_Dataset extract:_
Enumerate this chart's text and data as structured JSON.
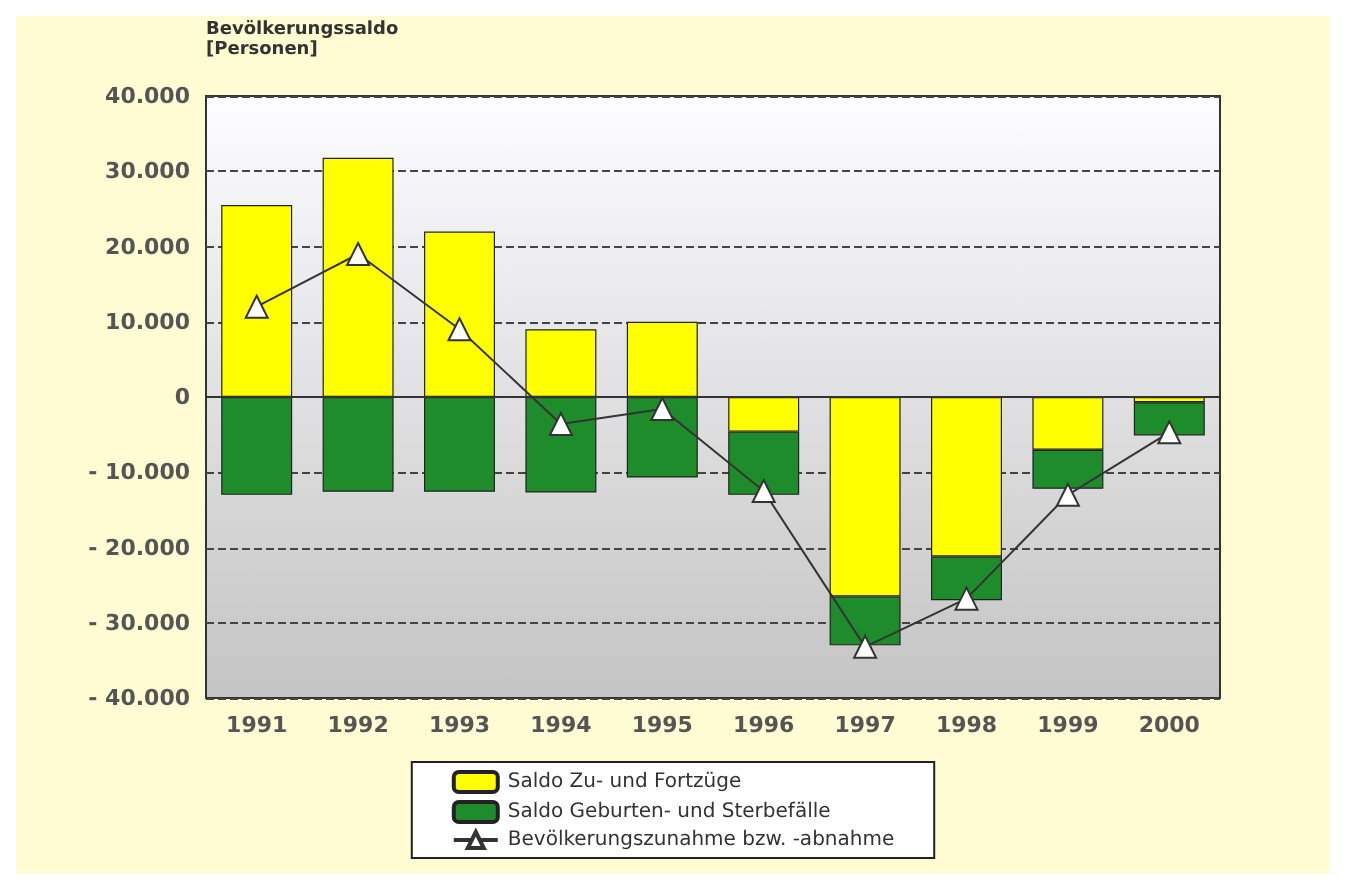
{
  "chart_data": {
    "type": "bar",
    "ylabel": "Bevölkerungssaldo\n[Personen]",
    "categories": [
      "1991",
      "1992",
      "1993",
      "1994",
      "1995",
      "1996",
      "1997",
      "1998",
      "1999",
      "2000"
    ],
    "stacked": true,
    "series": [
      {
        "name": "Saldo Zu- und Fortzüge",
        "color": "#ffff00",
        "values": [
          25500,
          31800,
          22000,
          9000,
          10000,
          -4600,
          -26500,
          -21200,
          -7000,
          -700
        ]
      },
      {
        "name": "Saldo Geburten- und Sterbefälle",
        "color": "#1f8c2c",
        "values": [
          -13000,
          -12600,
          -12600,
          -12700,
          -10700,
          -8400,
          -6500,
          -5800,
          -5200,
          -4400
        ]
      },
      {
        "name": "Bevölkerungszunahme bzw. -abnahme",
        "type": "line",
        "color": "#333333",
        "marker": "triangle",
        "values": [
          12000,
          19000,
          9000,
          -3600,
          -1600,
          -12500,
          -33200,
          -26800,
          -13000,
          -4700
        ]
      }
    ],
    "ylim": [
      -40000,
      40000
    ],
    "yticks": [
      {
        "value": -40000,
        "label": "- 40.000"
      },
      {
        "value": -30000,
        "label": "- 30.000"
      },
      {
        "value": -20000,
        "label": "- 20.000"
      },
      {
        "value": -10000,
        "label": "- 10.000"
      },
      0,
      {
        "value": 10000,
        "label": "10.000"
      },
      {
        "value": 20000,
        "label": "20.000"
      },
      {
        "value": 30000,
        "label": "30.000"
      },
      {
        "value": 40000,
        "label": "40.000"
      }
    ],
    "grid": "y",
    "legend": "bottom"
  }
}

_Problem:_ Using the listing above, state the number of lines that hold "name", with no other text.

_Exercise answer:_ 3